Instruções de trabalho:
a – No texto sobre internações involuntária e compulsória, como ocorre a internação compulsória, segundo a lei federal citada?
b – Reproduza sem alterações a parte do texto sobre internações involuntária e compulsória que vai de "Involuntária X compulsória" a "comprometidas ou ausentes.".

Trecho do documento:
Involuntária X compulsória
As internações involuntária e compulsória têm em comum o fato de que o paciente não deseja ser internado – ou não reconhece que precisa de internação –, apesar de suas capacidades de análise e deliberação demonstrarem-se comprometidas ou ausentes.
Conforme a lei federal n° 10.216/01 (que não faz menção a pacientes menores de idade), na internação involuntária, há a anuência da família do doente ou do responsável legal; e a compulsória, ocorre por determinação judicial. De acordo com Mauro Aranha, vice-presidente do Cremesp e presidente do Conselho Estadual sobre Drogas (Coned), “ambas podem ser pertinentes, se bem indicadas. São impertinentes quando o juiz decide de forma unilateral, sem instruções técnicas e o aval do médico”.
No caso de internação devido ao uso de drogas, é essencial que o profissional identifique a presença de transtornos psicóticos – caracterizados por sinais e sintomas como delírios, alucinações e graves transtornos do humor –, capazes de se exacerbar até com drogas tidas como mais “leves”, como a maconha. “O que importa é a vulnerabilidade individual”, explica Mauro Aranha.
“Estimativas apontam que a internação é necessário apenas em 5% dos casos em que há psicose associada”, defende Dartiu da Silveira, professor da Universidade Federal de São Paulo (Unifesp). Esses dados, somados a outros – que apontam níveis de recaída de 95% em usuários de drogas internados à revelia –, o leva a posicionar-se de forma “totalmente contrária” a obrigar usuários de crack ao tratamento.
Baseado em sua experiência de 24 anos atendendo dependentes químicos, a atitude, “além de contraproducente”, já que tende a afastar do tratamento quem realmente precisa, invade a privacidade do atendido e afronta seu direito de autodeterminação. “As drogas são consequência da miséria social, não o oposto. É preciso considerar também que não existem recursos humanos ou estruturais suficientes e preparados para lidar com esses jovens”, alerta.

Dados apresentados:
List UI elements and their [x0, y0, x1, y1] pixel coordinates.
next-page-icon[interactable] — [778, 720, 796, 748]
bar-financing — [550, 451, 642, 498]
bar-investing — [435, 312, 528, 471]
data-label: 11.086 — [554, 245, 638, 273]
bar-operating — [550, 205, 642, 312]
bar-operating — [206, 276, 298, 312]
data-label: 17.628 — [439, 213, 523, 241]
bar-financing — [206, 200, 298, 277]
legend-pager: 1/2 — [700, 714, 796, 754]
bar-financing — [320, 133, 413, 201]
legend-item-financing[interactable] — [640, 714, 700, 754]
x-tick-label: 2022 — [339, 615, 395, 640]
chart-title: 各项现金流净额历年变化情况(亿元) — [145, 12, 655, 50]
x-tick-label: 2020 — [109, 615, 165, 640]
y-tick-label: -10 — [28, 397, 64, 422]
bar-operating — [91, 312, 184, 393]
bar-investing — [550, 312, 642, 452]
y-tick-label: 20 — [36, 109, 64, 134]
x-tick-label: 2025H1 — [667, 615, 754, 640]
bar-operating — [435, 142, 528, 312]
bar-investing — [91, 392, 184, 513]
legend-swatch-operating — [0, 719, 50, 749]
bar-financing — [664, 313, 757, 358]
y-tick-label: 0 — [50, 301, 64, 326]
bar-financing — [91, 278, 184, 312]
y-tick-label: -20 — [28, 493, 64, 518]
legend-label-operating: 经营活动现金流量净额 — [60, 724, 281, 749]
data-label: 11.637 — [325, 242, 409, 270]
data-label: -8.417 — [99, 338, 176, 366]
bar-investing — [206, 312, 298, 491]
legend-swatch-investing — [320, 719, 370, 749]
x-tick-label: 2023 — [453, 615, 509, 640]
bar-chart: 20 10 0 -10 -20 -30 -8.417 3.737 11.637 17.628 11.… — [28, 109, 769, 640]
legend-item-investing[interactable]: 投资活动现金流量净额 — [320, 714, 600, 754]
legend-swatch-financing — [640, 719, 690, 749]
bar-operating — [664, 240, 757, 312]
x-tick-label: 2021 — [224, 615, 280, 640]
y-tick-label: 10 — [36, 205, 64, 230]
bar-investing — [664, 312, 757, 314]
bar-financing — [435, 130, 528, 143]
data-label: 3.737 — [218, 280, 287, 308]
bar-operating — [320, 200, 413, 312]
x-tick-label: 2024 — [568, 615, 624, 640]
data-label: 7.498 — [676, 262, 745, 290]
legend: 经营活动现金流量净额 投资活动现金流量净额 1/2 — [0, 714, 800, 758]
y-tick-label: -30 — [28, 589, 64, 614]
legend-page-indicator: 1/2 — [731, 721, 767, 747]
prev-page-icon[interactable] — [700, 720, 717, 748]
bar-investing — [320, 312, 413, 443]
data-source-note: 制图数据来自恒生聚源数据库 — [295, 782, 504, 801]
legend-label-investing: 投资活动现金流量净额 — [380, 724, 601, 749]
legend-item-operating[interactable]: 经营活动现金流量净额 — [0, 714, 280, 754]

Resultados em ordem:
a – Ocorre por determinação judicial.

b –
Involuntária X compulsória
As internações involuntária e compulsória têm em comum o fato de que o paciente não deseja ser internado – ou não reconhece que precisa de internação –, apesar de suas capacidades de análise e deliberação demonstrarem-se comprometidas ou ausentes.